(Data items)
# # # #

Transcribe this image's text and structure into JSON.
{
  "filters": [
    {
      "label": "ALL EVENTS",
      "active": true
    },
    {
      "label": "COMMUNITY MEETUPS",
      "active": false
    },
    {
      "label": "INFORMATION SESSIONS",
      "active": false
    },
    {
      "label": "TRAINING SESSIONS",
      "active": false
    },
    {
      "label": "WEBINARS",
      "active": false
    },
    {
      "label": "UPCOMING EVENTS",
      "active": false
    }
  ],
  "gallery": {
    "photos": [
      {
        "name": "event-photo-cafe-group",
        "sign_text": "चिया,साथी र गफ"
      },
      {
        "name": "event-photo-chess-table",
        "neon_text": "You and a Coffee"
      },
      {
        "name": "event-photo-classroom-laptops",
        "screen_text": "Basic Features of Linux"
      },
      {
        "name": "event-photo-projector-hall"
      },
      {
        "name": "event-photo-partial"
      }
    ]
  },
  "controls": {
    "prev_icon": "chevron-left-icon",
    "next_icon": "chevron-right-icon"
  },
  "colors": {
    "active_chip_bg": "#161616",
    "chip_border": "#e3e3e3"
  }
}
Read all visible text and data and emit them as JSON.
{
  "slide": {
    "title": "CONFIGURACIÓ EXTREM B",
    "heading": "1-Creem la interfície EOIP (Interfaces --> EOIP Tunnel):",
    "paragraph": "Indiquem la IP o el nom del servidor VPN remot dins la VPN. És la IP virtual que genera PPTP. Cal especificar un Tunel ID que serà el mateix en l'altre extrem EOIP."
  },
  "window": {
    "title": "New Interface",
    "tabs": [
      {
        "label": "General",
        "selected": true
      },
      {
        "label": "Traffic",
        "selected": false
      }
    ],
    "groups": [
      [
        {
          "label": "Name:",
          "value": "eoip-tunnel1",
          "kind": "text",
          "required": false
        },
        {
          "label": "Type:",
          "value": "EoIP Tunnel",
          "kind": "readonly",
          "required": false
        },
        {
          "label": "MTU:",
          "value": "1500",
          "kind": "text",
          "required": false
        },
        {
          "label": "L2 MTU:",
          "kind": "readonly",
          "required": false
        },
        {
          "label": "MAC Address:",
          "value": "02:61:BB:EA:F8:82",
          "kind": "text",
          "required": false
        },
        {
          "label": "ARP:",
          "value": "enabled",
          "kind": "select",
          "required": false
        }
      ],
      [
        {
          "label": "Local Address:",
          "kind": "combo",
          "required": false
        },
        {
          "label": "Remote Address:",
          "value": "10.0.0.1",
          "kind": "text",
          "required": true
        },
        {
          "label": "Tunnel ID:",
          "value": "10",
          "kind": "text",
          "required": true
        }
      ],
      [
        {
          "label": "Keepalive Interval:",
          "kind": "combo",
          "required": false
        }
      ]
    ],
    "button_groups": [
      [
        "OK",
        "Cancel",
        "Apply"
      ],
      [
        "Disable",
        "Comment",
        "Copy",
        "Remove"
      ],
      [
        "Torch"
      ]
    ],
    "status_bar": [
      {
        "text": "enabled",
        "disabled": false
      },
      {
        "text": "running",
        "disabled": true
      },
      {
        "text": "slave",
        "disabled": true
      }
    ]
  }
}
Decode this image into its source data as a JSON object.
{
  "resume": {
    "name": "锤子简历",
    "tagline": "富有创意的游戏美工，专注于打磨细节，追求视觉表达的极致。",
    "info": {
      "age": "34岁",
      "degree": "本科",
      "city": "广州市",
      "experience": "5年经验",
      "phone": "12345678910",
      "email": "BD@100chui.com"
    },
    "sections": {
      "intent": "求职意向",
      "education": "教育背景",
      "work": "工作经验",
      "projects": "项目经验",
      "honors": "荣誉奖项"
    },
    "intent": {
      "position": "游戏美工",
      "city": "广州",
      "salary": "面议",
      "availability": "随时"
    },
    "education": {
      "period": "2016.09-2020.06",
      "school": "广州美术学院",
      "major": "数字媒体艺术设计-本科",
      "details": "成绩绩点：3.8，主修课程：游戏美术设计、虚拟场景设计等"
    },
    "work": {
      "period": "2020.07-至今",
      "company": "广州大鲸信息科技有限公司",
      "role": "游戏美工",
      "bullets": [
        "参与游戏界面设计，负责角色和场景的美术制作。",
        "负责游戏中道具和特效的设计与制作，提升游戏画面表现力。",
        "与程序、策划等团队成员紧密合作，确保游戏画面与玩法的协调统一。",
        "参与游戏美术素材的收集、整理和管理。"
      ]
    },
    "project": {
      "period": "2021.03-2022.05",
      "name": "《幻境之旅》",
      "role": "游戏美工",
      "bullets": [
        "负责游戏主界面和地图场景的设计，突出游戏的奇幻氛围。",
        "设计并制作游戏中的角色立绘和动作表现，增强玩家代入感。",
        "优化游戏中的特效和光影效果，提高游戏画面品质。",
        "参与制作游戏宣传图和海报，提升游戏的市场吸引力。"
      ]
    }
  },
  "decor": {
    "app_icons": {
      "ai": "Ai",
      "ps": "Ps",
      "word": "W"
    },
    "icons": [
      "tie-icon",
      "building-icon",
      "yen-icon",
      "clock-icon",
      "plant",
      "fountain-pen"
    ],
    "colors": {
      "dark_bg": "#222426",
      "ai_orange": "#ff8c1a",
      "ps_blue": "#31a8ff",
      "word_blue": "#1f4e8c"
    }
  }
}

# # # #

### TASK INSTRUCTIONS
The word "Address" may appear on some lines of these records; state how many such lines there are, and nothing else.

### WRITTEN ANSWER
3